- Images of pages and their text

▼▼▼

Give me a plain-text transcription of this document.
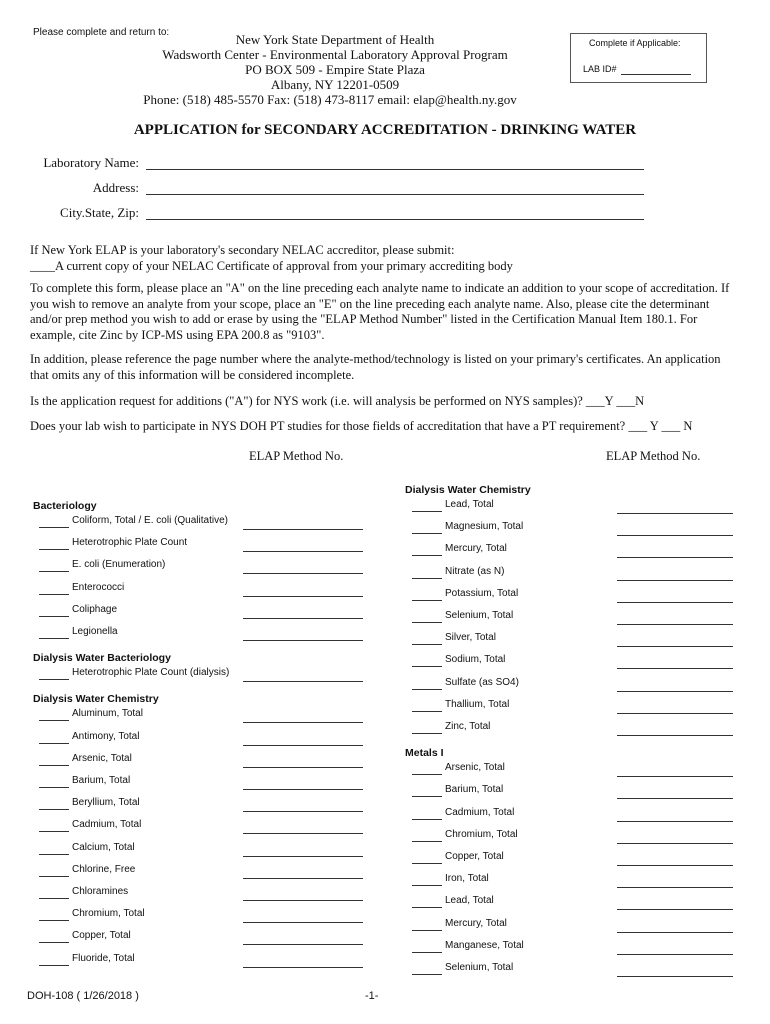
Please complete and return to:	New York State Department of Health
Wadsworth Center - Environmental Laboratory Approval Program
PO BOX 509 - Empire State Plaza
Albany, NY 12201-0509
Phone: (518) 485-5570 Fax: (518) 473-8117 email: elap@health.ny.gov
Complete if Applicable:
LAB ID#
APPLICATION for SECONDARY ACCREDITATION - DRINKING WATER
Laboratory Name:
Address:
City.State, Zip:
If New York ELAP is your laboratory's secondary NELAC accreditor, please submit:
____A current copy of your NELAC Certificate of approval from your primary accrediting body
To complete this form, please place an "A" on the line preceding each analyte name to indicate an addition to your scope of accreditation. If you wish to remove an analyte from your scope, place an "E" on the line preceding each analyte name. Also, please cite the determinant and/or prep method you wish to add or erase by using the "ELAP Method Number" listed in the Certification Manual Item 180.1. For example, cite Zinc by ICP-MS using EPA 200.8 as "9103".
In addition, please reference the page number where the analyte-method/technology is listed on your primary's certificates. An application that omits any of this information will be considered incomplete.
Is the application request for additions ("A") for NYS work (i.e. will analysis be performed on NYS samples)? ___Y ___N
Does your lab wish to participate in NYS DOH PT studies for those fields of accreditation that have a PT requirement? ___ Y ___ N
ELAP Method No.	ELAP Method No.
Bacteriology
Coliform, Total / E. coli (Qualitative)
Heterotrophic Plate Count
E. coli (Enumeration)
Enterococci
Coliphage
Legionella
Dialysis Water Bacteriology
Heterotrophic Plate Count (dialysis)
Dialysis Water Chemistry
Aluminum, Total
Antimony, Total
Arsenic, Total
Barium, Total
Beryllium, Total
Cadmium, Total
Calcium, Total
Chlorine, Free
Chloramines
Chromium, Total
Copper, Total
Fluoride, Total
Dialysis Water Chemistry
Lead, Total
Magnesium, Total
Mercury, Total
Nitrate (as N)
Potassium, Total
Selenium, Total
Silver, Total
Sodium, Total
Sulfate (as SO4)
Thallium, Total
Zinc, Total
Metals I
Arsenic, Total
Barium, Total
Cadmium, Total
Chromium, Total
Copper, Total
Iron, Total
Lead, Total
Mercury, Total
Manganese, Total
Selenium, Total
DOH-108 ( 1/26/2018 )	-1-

▲▲▲

- What the task requires
The records above are to be copied exactly, without their pictures.

- Result for this exercise
Give me a plain-text transcription of this document.
Please complete and return to:	New York State Department of Health
Wadsworth Center - Environmental Laboratory Approval Program
PO BOX 509 - Empire State Plaza
Albany, NY 12201-0509
Phone: (518) 485-5570 Fax: (518) 473-8117 email: elap@health.ny.gov
Complete if Applicable:
LAB ID#
APPLICATION for SECONDARY ACCREDITATION - DRINKING WATER
Laboratory Name:
Address:
City.State, Zip:
If New York ELAP is your laboratory's secondary NELAC accreditor, please submit:
____A current copy of your NELAC Certificate of approval from your primary accrediting body
To complete this form, please place an "A" on the line preceding each analyte name to indicate an addition to your scope of accreditation. If you wish to remove an analyte from your scope, place an "E" on the line preceding each analyte name. Also, please cite the determinant and/or prep method you wish to add or erase by using the "ELAP Method Number" listed in the Certification Manual Item 180.1. For example, cite Zinc by ICP-MS using EPA 200.8 as "9103".
In addition, please reference the page number where the analyte-method/technology is listed on your primary's certificates. An application that omits any of this information will be considered incomplete.
Is the application request for additions ("A") for NYS work (i.e. will analysis be performed on NYS samples)? ___Y ___N
Does your lab wish to participate in NYS DOH PT studies for those fields of accreditation that have a PT requirement? ___ Y ___ N
ELAP Method No.	ELAP Method No.
Bacteriology
Coliform, Total / E. coli (Qualitative)
Heterotrophic Plate Count
E. coli (Enumeration)
Enterococci
Coliphage
Legionella
Dialysis Water Bacteriology
Heterotrophic Plate Count (dialysis)
Dialysis Water Chemistry
Aluminum, Total
Antimony, Total
Arsenic, Total
Barium, Total
Beryllium, Total
Cadmium, Total
Calcium, Total
Chlorine, Free
Chloramines
Chromium, Total
Copper, Total
Fluoride, Total
Dialysis Water Chemistry
Lead, Total
Magnesium, Total
Mercury, Total
Nitrate (as N)
Potassium, Total
Selenium, Total
Silver, Total
Sodium, Total
Sulfate (as SO4)
Thallium, Total
Zinc, Total
Metals I
Arsenic, Total
Barium, Total
Cadmium, Total
Chromium, Total
Copper, Total
Iron, Total
Lead, Total
Mercury, Total
Manganese, Total
Selenium, Total
DOH-108 ( 1/26/2018 )	-1-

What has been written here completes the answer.